§ **Required task**: Copy each line with the word "this" in it.

========================

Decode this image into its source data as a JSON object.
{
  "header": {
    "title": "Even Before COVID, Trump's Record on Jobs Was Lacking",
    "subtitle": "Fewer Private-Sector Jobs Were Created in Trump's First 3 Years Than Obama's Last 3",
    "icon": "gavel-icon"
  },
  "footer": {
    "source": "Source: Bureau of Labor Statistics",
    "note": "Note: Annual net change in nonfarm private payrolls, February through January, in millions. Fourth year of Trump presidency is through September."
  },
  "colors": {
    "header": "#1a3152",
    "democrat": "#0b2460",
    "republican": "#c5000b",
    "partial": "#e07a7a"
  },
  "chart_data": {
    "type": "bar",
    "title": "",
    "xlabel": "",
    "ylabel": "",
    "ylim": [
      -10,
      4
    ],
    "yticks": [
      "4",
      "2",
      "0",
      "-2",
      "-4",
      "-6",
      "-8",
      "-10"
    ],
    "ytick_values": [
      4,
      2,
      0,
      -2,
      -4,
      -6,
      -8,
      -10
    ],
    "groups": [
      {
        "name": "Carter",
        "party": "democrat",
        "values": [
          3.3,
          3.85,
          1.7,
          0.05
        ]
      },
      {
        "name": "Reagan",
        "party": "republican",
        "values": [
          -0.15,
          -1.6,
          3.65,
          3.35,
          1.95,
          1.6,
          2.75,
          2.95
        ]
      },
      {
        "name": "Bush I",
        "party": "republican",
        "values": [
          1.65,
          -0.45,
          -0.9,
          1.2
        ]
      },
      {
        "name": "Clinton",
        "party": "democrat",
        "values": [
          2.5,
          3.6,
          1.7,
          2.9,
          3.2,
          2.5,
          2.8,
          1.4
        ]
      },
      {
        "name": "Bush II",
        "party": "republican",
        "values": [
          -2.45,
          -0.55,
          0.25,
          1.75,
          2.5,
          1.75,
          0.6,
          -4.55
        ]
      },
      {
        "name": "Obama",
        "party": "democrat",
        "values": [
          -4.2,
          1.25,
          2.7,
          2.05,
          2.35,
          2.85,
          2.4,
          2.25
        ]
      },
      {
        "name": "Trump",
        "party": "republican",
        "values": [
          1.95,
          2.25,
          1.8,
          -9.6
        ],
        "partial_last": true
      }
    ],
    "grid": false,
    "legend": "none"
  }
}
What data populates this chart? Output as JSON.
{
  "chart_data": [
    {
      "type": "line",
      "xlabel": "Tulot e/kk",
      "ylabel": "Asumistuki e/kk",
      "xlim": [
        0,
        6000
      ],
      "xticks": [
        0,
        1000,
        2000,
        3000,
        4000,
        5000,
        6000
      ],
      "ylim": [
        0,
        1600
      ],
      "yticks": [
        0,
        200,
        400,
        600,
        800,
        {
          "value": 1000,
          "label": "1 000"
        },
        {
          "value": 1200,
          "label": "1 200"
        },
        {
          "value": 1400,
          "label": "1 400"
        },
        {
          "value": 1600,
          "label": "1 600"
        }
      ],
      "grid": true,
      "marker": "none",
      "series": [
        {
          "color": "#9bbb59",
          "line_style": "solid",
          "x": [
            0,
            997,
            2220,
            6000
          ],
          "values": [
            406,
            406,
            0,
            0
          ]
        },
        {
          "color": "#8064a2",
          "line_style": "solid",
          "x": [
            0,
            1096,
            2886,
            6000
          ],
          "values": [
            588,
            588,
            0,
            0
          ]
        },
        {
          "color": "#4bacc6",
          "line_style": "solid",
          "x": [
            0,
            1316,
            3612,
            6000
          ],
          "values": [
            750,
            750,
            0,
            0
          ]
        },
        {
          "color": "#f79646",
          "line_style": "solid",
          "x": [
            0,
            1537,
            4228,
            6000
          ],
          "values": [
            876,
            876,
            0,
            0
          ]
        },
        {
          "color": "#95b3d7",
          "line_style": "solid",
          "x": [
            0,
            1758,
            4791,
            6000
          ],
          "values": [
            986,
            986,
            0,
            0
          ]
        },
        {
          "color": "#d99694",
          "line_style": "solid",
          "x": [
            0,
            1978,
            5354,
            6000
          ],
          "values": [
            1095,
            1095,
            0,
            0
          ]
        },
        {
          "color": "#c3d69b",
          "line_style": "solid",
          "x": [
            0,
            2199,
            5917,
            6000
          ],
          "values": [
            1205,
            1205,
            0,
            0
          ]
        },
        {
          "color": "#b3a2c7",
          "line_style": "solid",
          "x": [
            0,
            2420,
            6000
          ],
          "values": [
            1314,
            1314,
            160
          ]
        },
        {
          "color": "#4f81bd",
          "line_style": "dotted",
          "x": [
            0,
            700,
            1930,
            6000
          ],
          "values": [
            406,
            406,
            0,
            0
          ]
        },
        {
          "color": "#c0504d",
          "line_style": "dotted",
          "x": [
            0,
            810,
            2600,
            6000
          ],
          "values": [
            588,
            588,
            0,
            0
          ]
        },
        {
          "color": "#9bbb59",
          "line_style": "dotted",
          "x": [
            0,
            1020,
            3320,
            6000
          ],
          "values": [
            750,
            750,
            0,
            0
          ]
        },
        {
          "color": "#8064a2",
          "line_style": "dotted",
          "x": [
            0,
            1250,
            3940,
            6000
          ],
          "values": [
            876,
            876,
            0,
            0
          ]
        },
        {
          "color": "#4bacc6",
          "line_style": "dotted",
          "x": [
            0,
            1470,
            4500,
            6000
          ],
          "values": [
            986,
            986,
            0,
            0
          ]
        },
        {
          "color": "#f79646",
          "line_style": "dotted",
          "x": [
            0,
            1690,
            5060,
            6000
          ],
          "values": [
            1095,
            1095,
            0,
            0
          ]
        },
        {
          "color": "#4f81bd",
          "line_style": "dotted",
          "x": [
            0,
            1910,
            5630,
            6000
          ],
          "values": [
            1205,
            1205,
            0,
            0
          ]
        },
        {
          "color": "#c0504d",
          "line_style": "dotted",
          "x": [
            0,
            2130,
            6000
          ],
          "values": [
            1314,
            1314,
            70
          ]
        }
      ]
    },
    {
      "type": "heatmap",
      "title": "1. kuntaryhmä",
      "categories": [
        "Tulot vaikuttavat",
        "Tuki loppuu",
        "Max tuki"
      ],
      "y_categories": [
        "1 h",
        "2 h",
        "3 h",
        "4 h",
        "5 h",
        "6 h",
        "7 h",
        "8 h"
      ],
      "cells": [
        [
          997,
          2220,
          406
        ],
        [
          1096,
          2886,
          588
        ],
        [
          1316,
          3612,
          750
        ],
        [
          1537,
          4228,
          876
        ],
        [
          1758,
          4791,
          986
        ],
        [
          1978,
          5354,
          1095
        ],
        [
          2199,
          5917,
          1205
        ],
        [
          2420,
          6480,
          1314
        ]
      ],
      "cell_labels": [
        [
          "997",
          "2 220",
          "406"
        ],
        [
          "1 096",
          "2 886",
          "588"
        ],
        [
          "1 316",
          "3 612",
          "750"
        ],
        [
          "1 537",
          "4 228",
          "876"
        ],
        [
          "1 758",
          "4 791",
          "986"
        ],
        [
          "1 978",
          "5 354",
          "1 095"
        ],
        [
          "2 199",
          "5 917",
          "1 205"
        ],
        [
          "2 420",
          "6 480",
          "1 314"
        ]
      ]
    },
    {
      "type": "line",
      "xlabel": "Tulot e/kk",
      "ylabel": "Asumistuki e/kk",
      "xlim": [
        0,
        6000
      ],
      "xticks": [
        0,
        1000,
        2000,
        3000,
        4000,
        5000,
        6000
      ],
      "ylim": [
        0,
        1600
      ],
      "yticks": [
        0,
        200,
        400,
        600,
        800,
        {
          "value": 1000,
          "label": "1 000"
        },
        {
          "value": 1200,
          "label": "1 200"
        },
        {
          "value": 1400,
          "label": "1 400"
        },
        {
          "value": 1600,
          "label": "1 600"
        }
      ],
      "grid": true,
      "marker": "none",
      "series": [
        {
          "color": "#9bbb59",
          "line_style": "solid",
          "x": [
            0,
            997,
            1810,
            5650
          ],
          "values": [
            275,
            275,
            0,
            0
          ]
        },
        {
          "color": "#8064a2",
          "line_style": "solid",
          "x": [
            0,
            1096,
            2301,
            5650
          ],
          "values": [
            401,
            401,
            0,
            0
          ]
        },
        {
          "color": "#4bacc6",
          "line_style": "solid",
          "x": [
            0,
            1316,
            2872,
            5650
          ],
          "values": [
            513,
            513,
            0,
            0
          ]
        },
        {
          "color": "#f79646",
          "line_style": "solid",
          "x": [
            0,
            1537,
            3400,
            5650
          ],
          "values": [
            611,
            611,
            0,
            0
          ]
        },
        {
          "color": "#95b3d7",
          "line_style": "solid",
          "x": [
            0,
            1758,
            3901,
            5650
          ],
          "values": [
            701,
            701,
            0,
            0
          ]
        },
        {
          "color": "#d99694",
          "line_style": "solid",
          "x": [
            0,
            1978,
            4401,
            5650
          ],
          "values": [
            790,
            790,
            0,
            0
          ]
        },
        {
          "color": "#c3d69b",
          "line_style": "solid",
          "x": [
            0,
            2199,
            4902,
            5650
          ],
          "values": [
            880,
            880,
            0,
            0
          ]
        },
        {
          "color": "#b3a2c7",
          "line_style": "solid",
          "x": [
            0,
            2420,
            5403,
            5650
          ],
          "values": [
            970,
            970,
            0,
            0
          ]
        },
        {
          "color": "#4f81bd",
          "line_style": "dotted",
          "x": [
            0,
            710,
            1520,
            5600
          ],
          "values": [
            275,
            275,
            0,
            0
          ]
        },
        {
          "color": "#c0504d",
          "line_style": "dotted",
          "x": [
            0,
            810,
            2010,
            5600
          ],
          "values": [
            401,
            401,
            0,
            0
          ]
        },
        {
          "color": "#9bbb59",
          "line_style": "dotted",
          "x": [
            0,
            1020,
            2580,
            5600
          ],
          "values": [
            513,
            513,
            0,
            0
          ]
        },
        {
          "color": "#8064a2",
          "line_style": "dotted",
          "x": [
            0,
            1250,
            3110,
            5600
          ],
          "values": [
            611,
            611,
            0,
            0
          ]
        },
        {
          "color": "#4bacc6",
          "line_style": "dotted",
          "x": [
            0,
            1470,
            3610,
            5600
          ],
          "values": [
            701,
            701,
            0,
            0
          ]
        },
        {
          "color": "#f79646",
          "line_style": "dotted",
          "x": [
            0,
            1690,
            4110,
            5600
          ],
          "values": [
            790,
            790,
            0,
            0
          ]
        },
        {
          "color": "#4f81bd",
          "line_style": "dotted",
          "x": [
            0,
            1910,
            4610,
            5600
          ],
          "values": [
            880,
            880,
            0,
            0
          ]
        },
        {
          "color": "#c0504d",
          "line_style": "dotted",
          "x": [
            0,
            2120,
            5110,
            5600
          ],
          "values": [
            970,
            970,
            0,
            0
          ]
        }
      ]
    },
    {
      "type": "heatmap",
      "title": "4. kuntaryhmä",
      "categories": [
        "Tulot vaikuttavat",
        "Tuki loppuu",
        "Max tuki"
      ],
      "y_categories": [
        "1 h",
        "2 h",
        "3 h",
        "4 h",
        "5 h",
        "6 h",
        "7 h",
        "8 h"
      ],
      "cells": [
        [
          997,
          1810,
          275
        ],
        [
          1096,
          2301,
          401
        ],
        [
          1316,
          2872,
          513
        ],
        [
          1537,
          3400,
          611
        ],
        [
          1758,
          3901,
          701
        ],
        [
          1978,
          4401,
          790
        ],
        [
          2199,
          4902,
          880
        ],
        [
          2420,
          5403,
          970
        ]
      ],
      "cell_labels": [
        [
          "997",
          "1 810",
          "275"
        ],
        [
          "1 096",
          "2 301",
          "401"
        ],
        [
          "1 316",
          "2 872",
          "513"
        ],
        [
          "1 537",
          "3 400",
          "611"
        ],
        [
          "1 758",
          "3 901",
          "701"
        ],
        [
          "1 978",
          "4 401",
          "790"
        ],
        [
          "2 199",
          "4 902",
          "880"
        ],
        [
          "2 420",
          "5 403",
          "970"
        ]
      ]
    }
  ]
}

========================

§ **The answer**:
Decode this image into its source data as a JSON object.
What data populates this chart? Output as JSON.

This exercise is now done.